* _Dataset rows about figures_
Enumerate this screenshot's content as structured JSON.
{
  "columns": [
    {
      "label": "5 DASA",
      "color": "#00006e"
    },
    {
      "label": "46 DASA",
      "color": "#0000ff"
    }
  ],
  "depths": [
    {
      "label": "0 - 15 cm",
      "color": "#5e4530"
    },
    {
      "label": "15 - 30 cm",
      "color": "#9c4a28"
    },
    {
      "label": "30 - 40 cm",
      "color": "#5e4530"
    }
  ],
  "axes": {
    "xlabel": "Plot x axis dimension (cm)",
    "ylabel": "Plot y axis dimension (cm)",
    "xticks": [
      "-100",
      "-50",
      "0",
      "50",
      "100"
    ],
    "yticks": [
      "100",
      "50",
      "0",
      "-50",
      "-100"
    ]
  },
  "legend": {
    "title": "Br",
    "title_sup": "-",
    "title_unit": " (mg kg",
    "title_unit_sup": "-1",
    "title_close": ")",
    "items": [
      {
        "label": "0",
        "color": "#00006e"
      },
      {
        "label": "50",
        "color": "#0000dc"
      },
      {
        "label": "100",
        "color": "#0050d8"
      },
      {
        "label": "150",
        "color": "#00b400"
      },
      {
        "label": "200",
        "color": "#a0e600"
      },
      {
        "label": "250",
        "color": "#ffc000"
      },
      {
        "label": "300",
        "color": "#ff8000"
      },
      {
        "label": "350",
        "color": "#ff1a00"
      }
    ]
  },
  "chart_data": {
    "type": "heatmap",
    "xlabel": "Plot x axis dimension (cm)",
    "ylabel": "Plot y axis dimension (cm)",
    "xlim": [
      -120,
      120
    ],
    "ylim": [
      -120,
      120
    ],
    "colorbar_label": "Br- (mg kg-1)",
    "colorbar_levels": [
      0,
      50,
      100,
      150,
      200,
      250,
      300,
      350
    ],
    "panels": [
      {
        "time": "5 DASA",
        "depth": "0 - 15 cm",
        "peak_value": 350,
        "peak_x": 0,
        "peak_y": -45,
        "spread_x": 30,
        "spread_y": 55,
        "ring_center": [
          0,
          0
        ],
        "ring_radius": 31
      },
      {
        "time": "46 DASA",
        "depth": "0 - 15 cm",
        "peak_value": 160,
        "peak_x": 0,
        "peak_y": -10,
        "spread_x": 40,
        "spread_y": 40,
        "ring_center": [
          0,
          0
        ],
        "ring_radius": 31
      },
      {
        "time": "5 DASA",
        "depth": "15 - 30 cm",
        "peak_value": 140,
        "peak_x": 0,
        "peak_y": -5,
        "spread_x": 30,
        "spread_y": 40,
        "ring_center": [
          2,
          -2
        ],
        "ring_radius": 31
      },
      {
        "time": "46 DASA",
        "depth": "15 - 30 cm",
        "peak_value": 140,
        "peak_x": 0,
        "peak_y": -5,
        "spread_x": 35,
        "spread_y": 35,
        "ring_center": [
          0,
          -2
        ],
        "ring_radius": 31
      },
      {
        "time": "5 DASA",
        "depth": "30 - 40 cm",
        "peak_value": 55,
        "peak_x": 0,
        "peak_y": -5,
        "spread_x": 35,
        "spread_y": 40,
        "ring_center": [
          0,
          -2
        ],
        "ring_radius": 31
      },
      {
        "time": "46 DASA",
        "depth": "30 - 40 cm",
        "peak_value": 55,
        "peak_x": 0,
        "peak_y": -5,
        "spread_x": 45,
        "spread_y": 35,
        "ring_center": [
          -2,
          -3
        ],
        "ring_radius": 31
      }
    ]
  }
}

* _Aim of the task_
Here, the records must be output exactly and in full.

* _Finished exercise_
Enumerate this screenshot's content as structured JSON.
{
  "columns": [
    {
      "label": "5 DASA",
      "color": "#00006e"
    },
    {
      "label": "46 DASA",
      "color": "#0000ff"
    }
  ],
  "depths": [
    {
      "label": "0 - 15 cm",
      "color": "#5e4530"
    },
    {
      "label": "15 - 30 cm",
      "color": "#9c4a28"
    },
    {
      "label": "30 - 40 cm",
      "color": "#5e4530"
    }
  ],
  "axes": {
    "xlabel": "Plot x axis dimension (cm)",
    "ylabel": "Plot y axis dimension (cm)",
    "xticks": [
      "-100",
      "-50",
      "0",
      "50",
      "100"
    ],
    "yticks": [
      "100",
      "50",
      "0",
      "-50",
      "-100"
    ]
  },
  "legend": {
    "title": "Br",
    "title_sup": "-",
    "title_unit": " (mg kg",
    "title_unit_sup": "-1",
    "title_close": ")",
    "items": [
      {
        "label": "0",
        "color": "#00006e"
      },
      {
        "label": "50",
        "color": "#0000dc"
      },
      {
        "label": "100",
        "color": "#0050d8"
      },
      {
        "label": "150",
        "color": "#00b400"
      },
      {
        "label": "200",
        "color": "#a0e600"
      },
      {
        "label": "250",
        "color": "#ffc000"
      },
      {
        "label": "300",
        "color": "#ff8000"
      },
      {
        "label": "350",
        "color": "#ff1a00"
      }
    ]
  },
  "chart_data": {
    "type": "heatmap",
    "xlabel": "Plot x axis dimension (cm)",
    "ylabel": "Plot y axis dimension (cm)",
    "xlim": [
      -120,
      120
    ],
    "ylim": [
      -120,
      120
    ],
    "colorbar_label": "Br- (mg kg-1)",
    "colorbar_levels": [
      0,
      50,
      100,
      150,
      200,
      250,
      300,
      350
    ],
    "panels": [
      {
        "time": "5 DASA",
        "depth": "0 - 15 cm",
        "peak_value": 350,
        "peak_x": 0,
        "peak_y": -45,
        "spread_x": 30,
        "spread_y": 55,
        "ring_center": [
          0,
          0
        ],
        "ring_radius": 31
      },
      {
        "time": "46 DASA",
        "depth": "0 - 15 cm",
        "peak_value": 160,
        "peak_x": 0,
        "peak_y": -10,
        "spread_x": 40,
        "spread_y": 40,
        "ring_center": [
          0,
          0
        ],
        "ring_radius": 31
      },
      {
        "time": "5 DASA",
        "depth": "15 - 30 cm",
        "peak_value": 140,
        "peak_x": 0,
        "peak_y": -5,
        "spread_x": 30,
        "spread_y": 40,
        "ring_center": [
          2,
          -2
        ],
        "ring_radius": 31
      },
      {
        "time": "46 DASA",
        "depth": "15 - 30 cm",
        "peak_value": 140,
        "peak_x": 0,
        "peak_y": -5,
        "spread_x": 35,
        "spread_y": 35,
        "ring_center": [
          0,
          -2
        ],
        "ring_radius": 31
      },
      {
        "time": "5 DASA",
        "depth": "30 - 40 cm",
        "peak_value": 55,
        "peak_x": 0,
        "peak_y": -5,
        "spread_x": 35,
        "spread_y": 40,
        "ring_center": [
          0,
          -2
        ],
        "ring_radius": 31
      },
      {
        "time": "46 DASA",
        "depth": "30 - 40 cm",
        "peak_value": 55,
        "peak_x": 0,
        "peak_y": -5,
        "spread_x": 45,
        "spread_y": 35,
        "ring_center": [
          -2,
          -3
        ],
        "ring_radius": 31
      }
    ]
  }
}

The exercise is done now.